- _WRITTEN INSTRUCTION_
Quote word for word everything from the beginning of the data down to the line containing "username-link[interactable]: chefberzatto (128, 32, 291, 64)", including that line.

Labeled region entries
+ + +

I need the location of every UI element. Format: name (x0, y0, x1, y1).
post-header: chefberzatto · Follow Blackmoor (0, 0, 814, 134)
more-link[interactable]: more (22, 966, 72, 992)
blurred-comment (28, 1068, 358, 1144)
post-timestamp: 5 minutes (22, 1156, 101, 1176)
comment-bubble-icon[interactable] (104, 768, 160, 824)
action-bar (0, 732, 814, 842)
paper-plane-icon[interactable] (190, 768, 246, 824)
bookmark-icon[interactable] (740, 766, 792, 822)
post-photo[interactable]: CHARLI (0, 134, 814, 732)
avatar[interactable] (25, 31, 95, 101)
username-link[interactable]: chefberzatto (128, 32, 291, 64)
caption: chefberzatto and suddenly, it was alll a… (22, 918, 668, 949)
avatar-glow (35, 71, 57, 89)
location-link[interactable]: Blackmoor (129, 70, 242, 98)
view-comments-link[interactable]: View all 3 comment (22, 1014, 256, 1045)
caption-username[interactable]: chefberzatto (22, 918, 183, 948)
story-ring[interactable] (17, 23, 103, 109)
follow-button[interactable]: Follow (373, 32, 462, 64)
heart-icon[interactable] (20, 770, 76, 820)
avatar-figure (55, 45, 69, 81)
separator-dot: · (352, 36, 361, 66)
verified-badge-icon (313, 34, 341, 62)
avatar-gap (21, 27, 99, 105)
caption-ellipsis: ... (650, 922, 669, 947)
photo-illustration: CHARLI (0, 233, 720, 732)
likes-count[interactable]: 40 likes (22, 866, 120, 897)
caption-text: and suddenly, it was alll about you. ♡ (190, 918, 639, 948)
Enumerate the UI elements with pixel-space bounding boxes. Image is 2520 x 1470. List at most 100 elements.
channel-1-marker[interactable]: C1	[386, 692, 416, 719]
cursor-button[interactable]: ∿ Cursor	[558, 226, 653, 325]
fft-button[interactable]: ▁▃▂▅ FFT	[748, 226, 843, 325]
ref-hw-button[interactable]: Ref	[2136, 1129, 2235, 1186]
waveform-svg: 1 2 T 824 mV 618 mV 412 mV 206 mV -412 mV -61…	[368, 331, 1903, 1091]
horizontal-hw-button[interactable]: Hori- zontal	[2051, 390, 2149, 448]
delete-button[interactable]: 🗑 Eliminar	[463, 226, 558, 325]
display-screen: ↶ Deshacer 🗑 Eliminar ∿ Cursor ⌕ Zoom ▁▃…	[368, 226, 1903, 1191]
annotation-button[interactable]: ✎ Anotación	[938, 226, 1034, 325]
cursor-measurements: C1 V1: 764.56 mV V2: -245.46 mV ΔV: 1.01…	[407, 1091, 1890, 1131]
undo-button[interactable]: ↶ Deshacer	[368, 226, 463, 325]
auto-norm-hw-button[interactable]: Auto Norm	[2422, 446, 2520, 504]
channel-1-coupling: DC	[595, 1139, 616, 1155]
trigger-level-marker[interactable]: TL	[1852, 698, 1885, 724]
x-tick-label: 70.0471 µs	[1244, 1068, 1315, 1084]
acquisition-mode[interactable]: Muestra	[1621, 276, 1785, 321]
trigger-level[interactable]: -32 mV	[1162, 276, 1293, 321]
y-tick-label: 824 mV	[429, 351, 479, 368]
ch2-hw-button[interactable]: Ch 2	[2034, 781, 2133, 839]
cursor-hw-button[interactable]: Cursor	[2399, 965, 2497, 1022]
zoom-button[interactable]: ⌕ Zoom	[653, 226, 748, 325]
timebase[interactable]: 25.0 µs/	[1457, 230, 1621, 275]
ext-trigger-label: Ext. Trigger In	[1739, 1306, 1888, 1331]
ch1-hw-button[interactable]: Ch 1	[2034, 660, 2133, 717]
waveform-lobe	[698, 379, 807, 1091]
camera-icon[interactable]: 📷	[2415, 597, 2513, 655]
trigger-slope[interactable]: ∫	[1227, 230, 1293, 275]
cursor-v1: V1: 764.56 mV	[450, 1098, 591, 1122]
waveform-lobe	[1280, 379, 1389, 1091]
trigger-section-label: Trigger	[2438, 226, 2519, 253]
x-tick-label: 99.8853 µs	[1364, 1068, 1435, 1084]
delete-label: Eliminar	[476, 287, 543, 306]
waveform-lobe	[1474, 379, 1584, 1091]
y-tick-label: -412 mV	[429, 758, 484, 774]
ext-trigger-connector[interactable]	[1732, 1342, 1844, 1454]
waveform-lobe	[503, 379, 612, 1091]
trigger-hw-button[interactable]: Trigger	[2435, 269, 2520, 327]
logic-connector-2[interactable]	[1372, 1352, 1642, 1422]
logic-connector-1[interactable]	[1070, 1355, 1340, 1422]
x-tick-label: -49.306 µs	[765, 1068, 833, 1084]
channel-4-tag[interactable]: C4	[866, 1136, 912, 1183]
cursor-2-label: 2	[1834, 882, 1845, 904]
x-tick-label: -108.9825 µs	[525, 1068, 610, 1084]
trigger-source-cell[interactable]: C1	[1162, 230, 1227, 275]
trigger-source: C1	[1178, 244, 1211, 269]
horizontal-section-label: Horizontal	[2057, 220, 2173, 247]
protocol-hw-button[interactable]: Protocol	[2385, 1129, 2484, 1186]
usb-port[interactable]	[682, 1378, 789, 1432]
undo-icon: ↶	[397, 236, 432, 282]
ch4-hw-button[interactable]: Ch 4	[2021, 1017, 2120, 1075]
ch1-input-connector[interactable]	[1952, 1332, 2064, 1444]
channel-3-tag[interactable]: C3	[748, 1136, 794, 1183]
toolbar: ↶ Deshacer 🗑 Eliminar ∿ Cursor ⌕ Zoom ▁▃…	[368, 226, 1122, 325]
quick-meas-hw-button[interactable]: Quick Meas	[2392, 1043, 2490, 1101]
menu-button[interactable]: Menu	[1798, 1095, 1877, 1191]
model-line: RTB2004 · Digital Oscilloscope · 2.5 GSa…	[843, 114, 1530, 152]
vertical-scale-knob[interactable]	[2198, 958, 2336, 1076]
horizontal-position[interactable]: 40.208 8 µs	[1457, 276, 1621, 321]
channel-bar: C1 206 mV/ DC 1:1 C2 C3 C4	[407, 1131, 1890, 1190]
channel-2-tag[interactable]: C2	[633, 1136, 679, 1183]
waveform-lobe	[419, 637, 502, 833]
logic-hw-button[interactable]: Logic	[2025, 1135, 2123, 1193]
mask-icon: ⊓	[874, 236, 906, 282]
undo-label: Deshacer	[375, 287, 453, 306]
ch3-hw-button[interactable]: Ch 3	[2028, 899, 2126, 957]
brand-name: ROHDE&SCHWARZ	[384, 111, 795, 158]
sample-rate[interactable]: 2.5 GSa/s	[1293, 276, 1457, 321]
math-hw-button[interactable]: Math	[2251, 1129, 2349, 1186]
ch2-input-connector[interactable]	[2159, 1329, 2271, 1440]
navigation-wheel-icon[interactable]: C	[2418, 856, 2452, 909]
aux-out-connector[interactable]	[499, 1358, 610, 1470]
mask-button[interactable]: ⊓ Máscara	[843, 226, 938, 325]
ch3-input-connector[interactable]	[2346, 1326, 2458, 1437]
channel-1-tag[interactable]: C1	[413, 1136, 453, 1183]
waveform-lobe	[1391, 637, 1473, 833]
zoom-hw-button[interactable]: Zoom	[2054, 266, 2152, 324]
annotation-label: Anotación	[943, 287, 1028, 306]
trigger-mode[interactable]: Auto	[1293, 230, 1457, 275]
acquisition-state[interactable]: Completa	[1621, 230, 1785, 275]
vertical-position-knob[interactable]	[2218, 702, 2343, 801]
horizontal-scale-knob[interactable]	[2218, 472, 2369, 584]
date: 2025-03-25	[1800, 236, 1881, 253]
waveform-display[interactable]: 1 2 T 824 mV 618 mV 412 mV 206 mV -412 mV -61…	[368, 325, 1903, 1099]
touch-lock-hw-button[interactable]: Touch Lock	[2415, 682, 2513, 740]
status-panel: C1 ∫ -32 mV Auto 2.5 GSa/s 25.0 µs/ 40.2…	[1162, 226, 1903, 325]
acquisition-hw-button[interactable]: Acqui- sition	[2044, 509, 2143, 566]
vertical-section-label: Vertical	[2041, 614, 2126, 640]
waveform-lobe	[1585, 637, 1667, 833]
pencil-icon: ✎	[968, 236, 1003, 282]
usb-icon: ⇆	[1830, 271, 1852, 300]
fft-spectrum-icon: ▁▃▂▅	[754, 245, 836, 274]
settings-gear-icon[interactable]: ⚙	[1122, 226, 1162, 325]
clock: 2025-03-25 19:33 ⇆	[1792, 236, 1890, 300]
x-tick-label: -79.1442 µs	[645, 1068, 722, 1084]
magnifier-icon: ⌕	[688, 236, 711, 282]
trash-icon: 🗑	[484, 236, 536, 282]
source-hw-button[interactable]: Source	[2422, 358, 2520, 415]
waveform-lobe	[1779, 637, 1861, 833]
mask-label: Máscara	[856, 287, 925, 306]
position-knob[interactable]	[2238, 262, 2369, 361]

+ + +

- _EXERCISE RESULT_
I need the location of every UI element. Format: name (x0, y0, x1, y1).
post-header: chefberzatto · Follow Blackmoor (0, 0, 814, 134)
more-link[interactable]: more (22, 966, 72, 992)
blurred-comment (28, 1068, 358, 1144)
post-timestamp: 5 minutes (22, 1156, 101, 1176)
comment-bubble-icon[interactable] (104, 768, 160, 824)
action-bar (0, 732, 814, 842)
paper-plane-icon[interactable] (190, 768, 246, 824)
bookmark-icon[interactable] (740, 766, 792, 822)
post-photo[interactable]: CHARLI (0, 134, 814, 732)
avatar[interactable] (25, 31, 95, 101)
username-link[interactable]: chefberzatto (128, 32, 291, 64)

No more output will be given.